Return only those lines of the listing that hold the word "particle".
MATERIAL PROVIDED START
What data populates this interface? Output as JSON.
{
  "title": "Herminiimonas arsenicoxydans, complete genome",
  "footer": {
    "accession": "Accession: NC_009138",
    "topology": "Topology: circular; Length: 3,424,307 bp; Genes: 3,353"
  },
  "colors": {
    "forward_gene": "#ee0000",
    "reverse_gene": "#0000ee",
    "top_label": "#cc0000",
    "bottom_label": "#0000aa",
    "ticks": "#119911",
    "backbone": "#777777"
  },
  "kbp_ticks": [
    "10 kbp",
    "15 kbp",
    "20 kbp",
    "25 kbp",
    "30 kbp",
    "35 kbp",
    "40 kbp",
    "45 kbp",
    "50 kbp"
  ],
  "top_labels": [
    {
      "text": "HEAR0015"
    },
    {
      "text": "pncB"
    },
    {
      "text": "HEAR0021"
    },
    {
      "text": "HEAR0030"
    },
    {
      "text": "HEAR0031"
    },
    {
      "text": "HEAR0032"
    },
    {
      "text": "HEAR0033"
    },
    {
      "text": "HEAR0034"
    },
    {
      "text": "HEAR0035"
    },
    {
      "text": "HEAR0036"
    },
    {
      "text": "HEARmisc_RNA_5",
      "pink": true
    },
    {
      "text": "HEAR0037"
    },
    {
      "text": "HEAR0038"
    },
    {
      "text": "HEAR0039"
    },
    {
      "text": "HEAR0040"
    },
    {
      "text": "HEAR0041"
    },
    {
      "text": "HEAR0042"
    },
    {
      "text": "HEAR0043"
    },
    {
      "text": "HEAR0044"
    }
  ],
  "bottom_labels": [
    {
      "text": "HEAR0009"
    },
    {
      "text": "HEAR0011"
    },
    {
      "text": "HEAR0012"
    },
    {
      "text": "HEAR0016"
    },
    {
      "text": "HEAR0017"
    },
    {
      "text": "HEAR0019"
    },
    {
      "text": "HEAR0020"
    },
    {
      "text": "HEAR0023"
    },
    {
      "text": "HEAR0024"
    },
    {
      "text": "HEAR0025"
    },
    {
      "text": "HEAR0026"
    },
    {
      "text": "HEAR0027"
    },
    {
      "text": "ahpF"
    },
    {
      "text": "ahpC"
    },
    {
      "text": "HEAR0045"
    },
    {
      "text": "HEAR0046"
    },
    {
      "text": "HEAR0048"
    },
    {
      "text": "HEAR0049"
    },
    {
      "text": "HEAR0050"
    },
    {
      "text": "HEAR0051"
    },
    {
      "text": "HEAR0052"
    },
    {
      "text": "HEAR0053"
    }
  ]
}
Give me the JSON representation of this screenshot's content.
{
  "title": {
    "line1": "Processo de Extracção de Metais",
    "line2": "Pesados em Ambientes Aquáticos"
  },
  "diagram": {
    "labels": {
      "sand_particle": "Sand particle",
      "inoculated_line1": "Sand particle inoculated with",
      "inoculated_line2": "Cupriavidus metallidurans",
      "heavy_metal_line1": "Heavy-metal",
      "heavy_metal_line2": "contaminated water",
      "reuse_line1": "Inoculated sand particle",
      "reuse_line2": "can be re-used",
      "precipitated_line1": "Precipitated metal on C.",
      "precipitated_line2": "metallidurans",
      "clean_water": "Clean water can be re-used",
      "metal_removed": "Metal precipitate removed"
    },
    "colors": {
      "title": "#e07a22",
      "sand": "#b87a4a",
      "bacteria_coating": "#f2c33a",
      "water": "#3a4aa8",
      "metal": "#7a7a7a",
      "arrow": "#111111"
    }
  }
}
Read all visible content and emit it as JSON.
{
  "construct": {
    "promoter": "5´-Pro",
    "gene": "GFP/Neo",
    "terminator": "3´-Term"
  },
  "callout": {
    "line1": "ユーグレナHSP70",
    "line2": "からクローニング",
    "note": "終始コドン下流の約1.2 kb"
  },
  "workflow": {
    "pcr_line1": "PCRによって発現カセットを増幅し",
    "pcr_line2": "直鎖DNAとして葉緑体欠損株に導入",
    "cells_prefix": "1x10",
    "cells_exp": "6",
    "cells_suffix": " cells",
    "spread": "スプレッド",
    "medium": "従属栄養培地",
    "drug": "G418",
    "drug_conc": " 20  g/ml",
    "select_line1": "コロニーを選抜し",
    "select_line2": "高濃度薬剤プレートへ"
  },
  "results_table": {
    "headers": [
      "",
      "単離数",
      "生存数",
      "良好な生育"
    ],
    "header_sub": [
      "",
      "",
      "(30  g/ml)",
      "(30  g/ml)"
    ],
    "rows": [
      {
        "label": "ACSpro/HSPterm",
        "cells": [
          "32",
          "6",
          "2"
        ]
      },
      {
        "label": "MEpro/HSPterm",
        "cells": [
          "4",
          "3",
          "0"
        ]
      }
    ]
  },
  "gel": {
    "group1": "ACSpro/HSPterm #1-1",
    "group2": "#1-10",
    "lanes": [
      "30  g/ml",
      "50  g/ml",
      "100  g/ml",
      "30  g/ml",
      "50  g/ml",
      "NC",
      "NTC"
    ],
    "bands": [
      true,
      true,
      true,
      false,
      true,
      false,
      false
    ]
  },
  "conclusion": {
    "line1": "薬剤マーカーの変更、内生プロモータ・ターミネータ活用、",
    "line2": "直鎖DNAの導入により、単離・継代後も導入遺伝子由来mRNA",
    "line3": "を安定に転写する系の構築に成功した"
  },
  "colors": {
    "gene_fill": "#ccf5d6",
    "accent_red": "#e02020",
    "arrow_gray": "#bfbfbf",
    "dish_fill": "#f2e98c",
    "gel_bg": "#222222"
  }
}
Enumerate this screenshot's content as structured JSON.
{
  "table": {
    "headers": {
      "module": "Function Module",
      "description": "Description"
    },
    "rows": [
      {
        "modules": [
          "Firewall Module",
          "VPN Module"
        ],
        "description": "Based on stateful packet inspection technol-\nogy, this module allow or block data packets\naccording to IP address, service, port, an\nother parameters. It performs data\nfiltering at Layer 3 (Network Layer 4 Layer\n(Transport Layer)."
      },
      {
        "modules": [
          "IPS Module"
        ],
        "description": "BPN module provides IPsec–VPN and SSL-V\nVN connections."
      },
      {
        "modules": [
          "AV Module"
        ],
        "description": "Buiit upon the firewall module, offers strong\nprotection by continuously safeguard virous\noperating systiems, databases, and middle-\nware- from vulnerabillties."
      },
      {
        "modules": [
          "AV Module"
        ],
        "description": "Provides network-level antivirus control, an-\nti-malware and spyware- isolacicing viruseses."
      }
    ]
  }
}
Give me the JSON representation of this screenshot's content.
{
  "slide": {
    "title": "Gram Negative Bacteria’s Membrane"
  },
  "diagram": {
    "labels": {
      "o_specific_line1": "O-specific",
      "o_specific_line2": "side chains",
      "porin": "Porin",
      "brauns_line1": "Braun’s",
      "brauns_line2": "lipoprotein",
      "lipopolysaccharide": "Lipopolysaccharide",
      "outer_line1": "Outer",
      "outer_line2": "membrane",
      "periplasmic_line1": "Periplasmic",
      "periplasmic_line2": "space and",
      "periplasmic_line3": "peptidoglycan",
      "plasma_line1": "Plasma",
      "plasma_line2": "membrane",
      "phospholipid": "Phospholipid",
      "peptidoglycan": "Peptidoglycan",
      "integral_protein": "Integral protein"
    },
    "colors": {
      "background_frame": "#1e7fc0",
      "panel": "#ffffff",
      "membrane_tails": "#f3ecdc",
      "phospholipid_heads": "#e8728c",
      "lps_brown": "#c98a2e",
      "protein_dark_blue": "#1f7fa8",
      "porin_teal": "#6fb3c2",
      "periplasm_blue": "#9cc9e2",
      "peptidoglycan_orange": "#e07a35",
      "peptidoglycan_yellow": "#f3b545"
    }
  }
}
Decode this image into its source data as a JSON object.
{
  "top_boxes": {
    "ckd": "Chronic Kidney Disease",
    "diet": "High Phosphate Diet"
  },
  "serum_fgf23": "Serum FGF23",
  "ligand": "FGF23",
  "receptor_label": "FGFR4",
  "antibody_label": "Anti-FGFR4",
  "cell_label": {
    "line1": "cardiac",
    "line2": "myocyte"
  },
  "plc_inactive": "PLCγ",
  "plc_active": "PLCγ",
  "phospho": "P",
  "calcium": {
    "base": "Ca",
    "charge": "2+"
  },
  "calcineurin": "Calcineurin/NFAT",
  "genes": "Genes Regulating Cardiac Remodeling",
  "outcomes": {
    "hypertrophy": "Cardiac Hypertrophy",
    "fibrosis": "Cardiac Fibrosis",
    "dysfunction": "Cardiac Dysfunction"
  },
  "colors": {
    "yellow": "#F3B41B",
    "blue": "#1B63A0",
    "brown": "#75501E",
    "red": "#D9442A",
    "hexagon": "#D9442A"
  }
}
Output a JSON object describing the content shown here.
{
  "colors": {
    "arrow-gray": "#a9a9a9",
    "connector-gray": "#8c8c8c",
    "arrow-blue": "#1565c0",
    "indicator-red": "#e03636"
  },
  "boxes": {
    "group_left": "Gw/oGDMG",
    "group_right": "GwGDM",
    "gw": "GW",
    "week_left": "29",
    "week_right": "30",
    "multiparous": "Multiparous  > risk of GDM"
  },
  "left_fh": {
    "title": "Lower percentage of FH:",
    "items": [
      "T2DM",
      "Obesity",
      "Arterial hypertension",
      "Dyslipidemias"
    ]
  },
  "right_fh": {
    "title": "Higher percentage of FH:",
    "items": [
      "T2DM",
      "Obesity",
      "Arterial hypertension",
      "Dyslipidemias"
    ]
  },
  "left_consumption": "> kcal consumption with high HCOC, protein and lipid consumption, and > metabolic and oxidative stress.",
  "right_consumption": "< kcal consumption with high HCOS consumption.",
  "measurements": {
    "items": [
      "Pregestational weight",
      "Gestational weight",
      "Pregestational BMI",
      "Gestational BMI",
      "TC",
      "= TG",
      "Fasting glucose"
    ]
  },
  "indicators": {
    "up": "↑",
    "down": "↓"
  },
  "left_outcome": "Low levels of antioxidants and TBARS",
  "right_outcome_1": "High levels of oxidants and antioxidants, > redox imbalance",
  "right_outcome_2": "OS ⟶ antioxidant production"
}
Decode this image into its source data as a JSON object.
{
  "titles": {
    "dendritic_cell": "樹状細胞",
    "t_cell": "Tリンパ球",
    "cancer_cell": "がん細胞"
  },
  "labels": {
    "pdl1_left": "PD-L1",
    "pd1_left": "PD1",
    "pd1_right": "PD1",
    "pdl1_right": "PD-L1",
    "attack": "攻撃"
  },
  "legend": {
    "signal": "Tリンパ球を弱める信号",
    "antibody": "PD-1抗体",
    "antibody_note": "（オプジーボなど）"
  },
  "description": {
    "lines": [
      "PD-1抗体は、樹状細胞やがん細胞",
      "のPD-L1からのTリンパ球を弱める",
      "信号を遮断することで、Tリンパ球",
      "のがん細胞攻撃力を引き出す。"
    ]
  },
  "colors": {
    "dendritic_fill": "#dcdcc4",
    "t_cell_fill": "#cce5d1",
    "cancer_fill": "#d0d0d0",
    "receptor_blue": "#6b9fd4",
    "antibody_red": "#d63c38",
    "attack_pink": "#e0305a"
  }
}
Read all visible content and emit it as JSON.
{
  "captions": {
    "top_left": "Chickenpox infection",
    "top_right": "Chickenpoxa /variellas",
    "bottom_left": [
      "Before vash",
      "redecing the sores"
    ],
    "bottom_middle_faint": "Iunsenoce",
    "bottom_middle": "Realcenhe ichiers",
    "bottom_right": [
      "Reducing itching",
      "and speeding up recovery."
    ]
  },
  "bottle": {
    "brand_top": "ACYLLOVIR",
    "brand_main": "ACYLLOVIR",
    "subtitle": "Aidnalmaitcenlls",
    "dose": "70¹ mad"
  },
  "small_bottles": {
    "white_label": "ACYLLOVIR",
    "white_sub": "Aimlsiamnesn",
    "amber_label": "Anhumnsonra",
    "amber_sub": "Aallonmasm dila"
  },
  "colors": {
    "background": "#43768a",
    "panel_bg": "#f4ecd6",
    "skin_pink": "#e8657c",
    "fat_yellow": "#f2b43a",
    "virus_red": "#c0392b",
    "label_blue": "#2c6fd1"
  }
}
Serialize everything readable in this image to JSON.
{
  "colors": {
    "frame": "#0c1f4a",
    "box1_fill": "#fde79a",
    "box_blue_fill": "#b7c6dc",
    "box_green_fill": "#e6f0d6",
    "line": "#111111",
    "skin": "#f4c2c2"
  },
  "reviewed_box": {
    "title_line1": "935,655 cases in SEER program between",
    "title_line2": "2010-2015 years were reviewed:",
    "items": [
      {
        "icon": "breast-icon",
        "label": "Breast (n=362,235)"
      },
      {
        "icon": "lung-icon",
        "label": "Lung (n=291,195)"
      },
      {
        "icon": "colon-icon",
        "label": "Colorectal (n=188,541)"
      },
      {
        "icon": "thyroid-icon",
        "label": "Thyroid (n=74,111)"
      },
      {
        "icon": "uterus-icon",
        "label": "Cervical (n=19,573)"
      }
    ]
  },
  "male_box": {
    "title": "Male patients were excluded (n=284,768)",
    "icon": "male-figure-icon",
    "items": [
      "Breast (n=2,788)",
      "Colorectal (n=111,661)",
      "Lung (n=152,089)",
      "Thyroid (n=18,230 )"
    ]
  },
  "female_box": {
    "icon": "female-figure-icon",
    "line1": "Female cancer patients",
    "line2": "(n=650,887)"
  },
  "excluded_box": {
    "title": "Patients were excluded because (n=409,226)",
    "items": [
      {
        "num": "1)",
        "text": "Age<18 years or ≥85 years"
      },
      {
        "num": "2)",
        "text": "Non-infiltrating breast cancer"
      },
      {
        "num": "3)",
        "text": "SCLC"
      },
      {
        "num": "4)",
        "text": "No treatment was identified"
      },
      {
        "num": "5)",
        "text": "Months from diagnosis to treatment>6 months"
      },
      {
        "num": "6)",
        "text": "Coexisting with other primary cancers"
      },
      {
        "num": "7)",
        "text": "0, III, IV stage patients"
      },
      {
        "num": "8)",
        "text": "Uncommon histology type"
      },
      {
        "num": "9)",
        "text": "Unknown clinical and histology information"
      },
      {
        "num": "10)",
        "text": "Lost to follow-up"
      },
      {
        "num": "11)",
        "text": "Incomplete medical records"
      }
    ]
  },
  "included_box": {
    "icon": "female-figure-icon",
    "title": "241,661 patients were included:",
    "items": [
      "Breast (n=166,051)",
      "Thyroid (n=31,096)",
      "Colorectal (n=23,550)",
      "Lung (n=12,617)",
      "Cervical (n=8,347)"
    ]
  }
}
MATERIAL PROVIDED END
◆ ANSWER TO THIS TASK:
      "sand_particle": "Sand particle",
      "inoculated_line1": "Sand particle inoculated with",
      "reuse_line1": "Inoculated sand particle",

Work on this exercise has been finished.